*** DATASET EXTRACT

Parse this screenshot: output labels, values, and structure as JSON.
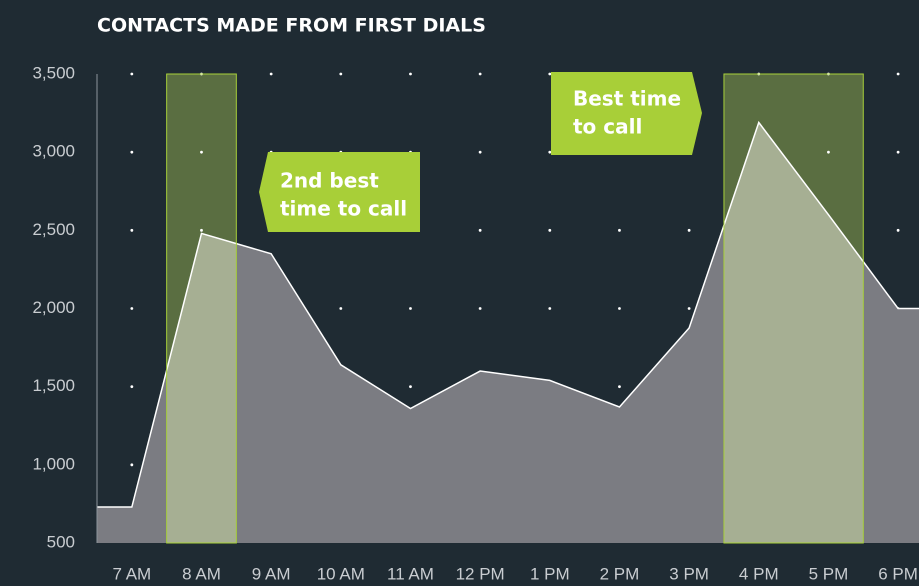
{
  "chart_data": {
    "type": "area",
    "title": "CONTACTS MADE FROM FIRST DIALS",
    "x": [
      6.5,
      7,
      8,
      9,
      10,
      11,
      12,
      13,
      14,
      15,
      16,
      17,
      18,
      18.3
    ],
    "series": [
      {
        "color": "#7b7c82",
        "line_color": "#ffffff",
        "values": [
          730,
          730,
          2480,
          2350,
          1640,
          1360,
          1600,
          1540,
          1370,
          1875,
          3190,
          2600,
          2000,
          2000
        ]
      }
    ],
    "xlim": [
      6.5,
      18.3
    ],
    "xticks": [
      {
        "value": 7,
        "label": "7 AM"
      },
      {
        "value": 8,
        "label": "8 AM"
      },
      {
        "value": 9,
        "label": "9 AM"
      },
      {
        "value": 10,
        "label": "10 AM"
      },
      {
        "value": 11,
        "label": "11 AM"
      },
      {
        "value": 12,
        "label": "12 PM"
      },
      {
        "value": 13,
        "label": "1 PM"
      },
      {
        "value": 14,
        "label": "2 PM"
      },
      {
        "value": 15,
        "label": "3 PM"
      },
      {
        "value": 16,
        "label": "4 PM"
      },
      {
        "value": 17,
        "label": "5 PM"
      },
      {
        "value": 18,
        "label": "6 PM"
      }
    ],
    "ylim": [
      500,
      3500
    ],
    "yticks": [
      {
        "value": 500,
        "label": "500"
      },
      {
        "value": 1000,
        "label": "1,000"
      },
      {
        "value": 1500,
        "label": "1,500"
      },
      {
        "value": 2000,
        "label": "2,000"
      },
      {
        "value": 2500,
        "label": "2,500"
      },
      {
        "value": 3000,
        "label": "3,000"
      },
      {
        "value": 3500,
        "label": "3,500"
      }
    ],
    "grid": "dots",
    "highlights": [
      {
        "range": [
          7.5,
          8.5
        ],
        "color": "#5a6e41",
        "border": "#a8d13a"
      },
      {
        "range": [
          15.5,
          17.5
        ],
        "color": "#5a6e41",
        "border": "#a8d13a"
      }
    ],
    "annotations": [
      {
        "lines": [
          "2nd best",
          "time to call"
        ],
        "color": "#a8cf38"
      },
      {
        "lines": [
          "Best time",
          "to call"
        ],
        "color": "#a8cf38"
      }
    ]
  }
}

******

## EXERCISE TASK
Count the lines that include the word "values" and state the result as a bare number.

## EXERCISE RESULT
2